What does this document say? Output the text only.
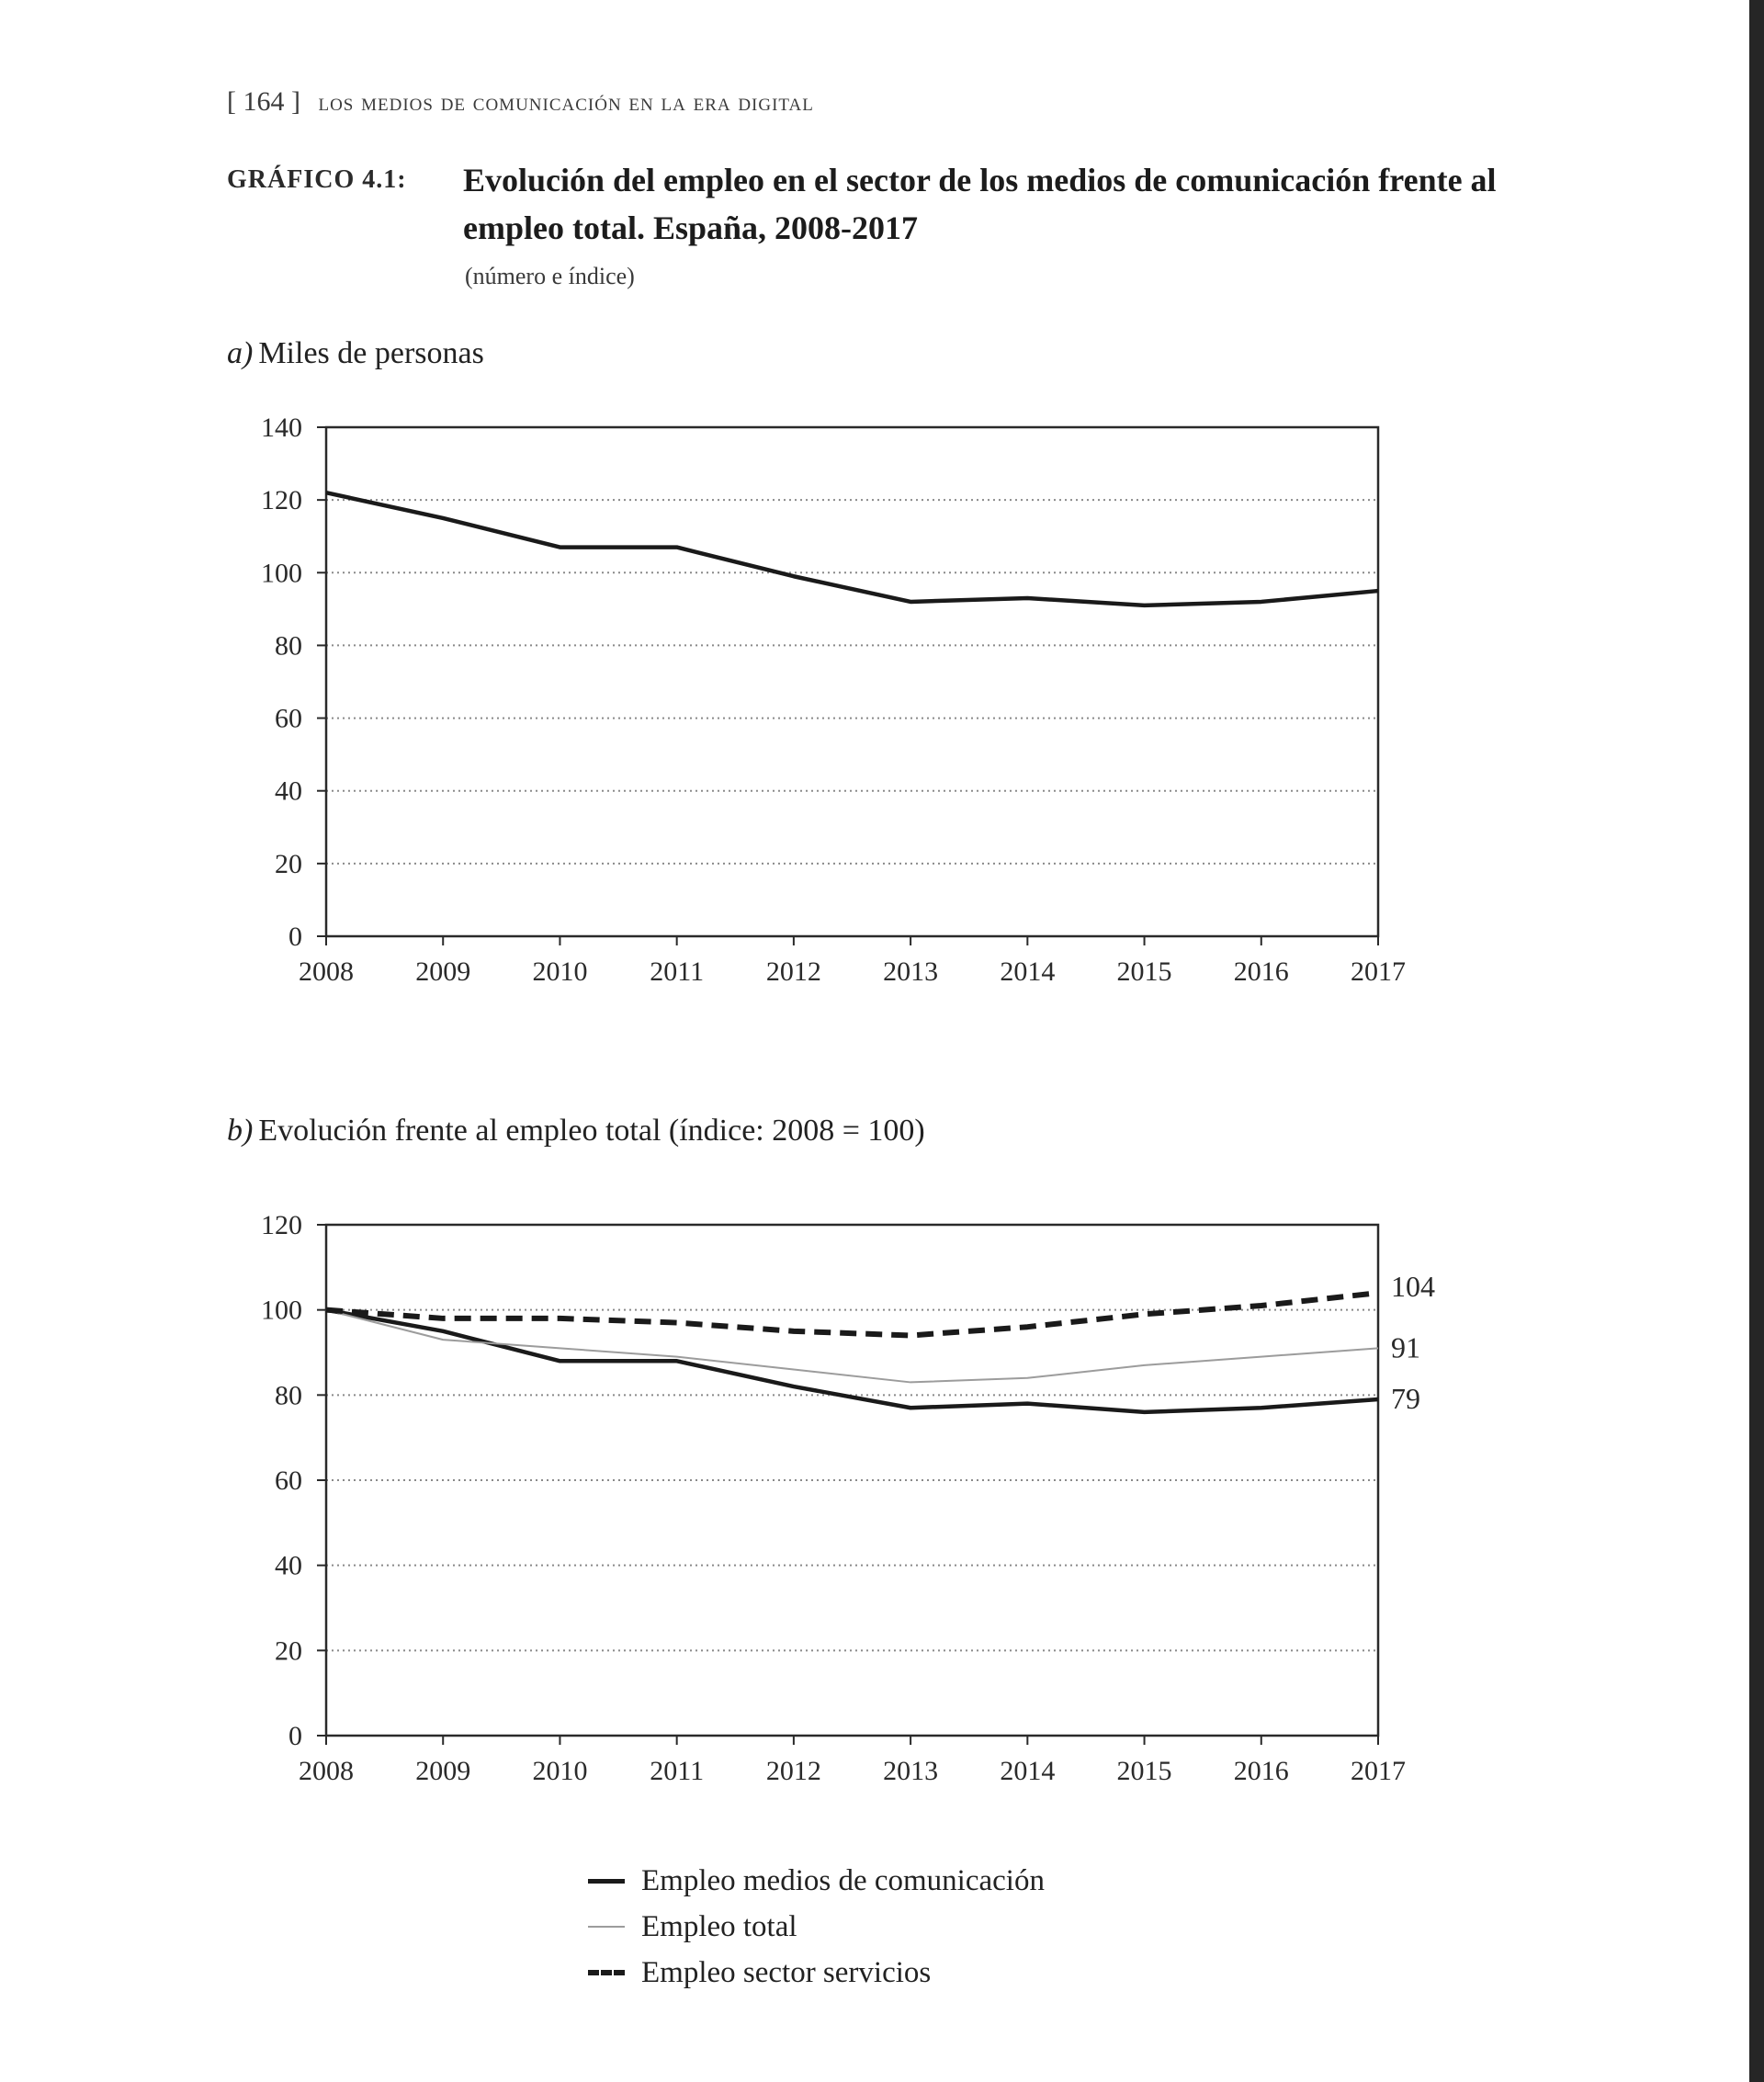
[ 164 ] los medios de comunicación en la era digital
GRÁFICO 4.1: Evolución del empleo en el sector de los medios de comunicación frente al empleo total. España, 2008-2017
(número e índice)
a) Miles de personas
b) Evolución frente al empleo total (índice: 2008 = 100)
0
20
40
60
80
100
120
140
2008 2009 2010 2011 2012 2013 2014 2015 2016 2017
0
20
40
60
80
100
120
2008 2009 2010 2011 2012 2013 2014 2015 2016 2017
79
91
104
Empleo medios de comunicación
Empleo total
Empleo sector servicios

--------------------

# SHORT EXERCISE:
Tally the lines in the records above that contain the word "sector", and give only that number.

# EXPECTED ANSWER:
2